__RECORDS SUPPLIED__.

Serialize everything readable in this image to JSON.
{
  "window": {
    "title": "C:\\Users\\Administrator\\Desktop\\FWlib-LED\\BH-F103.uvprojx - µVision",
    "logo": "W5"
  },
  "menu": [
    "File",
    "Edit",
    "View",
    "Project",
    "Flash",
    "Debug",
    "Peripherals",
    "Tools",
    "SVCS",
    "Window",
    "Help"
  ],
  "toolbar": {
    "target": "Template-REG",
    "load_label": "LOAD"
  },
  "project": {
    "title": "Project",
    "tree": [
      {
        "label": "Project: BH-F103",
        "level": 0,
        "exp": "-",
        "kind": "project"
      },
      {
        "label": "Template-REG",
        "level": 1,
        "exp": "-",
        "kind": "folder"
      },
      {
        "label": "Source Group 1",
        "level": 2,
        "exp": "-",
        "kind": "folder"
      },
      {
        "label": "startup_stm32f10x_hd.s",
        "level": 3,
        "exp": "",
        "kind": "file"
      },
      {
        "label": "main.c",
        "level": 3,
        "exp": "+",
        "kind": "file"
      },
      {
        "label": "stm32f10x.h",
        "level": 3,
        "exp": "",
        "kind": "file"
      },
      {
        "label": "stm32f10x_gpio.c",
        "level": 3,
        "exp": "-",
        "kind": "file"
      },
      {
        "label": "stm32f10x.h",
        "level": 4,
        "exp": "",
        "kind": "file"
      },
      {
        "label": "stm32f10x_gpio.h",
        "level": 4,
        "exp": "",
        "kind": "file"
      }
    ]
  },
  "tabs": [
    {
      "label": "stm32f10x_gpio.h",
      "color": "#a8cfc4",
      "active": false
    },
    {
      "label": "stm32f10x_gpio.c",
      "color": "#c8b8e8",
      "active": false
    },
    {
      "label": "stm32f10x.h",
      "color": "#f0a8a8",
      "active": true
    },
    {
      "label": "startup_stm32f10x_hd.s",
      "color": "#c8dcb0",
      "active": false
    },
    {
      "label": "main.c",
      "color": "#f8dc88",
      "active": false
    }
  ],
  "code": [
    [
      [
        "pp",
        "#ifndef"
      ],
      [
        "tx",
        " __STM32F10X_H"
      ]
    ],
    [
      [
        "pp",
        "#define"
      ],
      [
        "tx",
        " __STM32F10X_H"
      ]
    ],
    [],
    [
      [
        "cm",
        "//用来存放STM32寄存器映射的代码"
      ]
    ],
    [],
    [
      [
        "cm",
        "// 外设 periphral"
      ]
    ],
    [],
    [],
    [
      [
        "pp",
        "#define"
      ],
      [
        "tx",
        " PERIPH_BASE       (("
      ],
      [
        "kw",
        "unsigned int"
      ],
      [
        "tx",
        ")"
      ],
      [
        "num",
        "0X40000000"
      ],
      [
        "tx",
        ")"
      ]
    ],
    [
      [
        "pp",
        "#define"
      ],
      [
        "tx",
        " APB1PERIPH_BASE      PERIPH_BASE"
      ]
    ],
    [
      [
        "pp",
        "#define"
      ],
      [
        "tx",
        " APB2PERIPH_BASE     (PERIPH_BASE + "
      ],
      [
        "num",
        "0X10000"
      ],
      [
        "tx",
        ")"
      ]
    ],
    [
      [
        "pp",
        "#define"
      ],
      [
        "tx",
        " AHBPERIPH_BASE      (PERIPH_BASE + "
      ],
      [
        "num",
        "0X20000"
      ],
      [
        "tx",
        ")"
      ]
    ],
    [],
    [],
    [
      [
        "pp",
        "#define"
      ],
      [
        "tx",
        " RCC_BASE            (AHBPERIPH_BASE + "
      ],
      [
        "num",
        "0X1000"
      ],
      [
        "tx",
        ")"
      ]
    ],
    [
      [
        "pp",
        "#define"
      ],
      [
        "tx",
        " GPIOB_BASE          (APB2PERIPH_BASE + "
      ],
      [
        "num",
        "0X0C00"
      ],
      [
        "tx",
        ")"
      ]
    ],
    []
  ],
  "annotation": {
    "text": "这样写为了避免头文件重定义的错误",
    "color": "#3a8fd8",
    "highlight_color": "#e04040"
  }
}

__DIRECTION__. Write out all the lines again, exactly as they are.

__TASK OUTPUT__.
Serialize everything readable in this image to JSON.
{
  "window": {
    "title": "C:\\Users\\Administrator\\Desktop\\FWlib-LED\\BH-F103.uvprojx - µVision",
    "logo": "W5"
  },
  "menu": [
    "File",
    "Edit",
    "View",
    "Project",
    "Flash",
    "Debug",
    "Peripherals",
    "Tools",
    "SVCS",
    "Window",
    "Help"
  ],
  "toolbar": {
    "target": "Template-REG",
    "load_label": "LOAD"
  },
  "project": {
    "title": "Project",
    "tree": [
      {
        "label": "Project: BH-F103",
        "level": 0,
        "exp": "-",
        "kind": "project"
      },
      {
        "label": "Template-REG",
        "level": 1,
        "exp": "-",
        "kind": "folder"
      },
      {
        "label": "Source Group 1",
        "level": 2,
        "exp": "-",
        "kind": "folder"
      },
      {
        "label": "startup_stm32f10x_hd.s",
        "level": 3,
        "exp": "",
        "kind": "file"
      },
      {
        "label": "main.c",
        "level": 3,
        "exp": "+",
        "kind": "file"
      },
      {
        "label": "stm32f10x.h",
        "level": 3,
        "exp": "",
        "kind": "file"
      },
      {
        "label": "stm32f10x_gpio.c",
        "level": 3,
        "exp": "-",
        "kind": "file"
      },
      {
        "label": "stm32f10x.h",
        "level": 4,
        "exp": "",
        "kind": "file"
      },
      {
        "label": "stm32f10x_gpio.h",
        "level": 4,
        "exp": "",
        "kind": "file"
      }
    ]
  },
  "tabs": [
    {
      "label": "stm32f10x_gpio.h",
      "color": "#a8cfc4",
      "active": false
    },
    {
      "label": "stm32f10x_gpio.c",
      "color": "#c8b8e8",
      "active": false
    },
    {
      "label": "stm32f10x.h",
      "color": "#f0a8a8",
      "active": true
    },
    {
      "label": "startup_stm32f10x_hd.s",
      "color": "#c8dcb0",
      "active": false
    },
    {
      "label": "main.c",
      "color": "#f8dc88",
      "active": false
    }
  ],
  "code": [
    [
      [
        "pp",
        "#ifndef"
      ],
      [
        "tx",
        " __STM32F10X_H"
      ]
    ],
    [
      [
        "pp",
        "#define"
      ],
      [
        "tx",
        " __STM32F10X_H"
      ]
    ],
    [],
    [
      [
        "cm",
        "//用来存放STM32寄存器映射的代码"
      ]
    ],
    [],
    [
      [
        "cm",
        "// 外设 periphral"
      ]
    ],
    [],
    [],
    [
      [
        "pp",
        "#define"
      ],
      [
        "tx",
        " PERIPH_BASE       (("
      ],
      [
        "kw",
        "unsigned int"
      ],
      [
        "tx",
        ")"
      ],
      [
        "num",
        "0X40000000"
      ],
      [
        "tx",
        ")"
      ]
    ],
    [
      [
        "pp",
        "#define"
      ],
      [
        "tx",
        " APB1PERIPH_BASE      PERIPH_BASE"
      ]
    ],
    [
      [
        "pp",
        "#define"
      ],
      [
        "tx",
        " APB2PERIPH_BASE     (PERIPH_BASE + "
      ],
      [
        "num",
        "0X10000"
      ],
      [
        "tx",
        ")"
      ]
    ],
    [
      [
        "pp",
        "#define"
      ],
      [
        "tx",
        " AHBPERIPH_BASE      (PERIPH_BASE + "
      ],
      [
        "num",
        "0X20000"
      ],
      [
        "tx",
        ")"
      ]
    ],
    [],
    [],
    [
      [
        "pp",
        "#define"
      ],
      [
        "tx",
        " RCC_BASE            (AHBPERIPH_BASE + "
      ],
      [
        "num",
        "0X1000"
      ],
      [
        "tx",
        ")"
      ]
    ],
    [
      [
        "pp",
        "#define"
      ],
      [
        "tx",
        " GPIOB_BASE          (APB2PERIPH_BASE + "
      ],
      [
        "num",
        "0X0C00"
      ],
      [
        "tx",
        ")"
      ]
    ],
    []
  ],
  "annotation": {
    "text": "这样写为了避免头文件重定义的错误",
    "color": "#3a8fd8",
    "highlight_color": "#e04040"
  }
}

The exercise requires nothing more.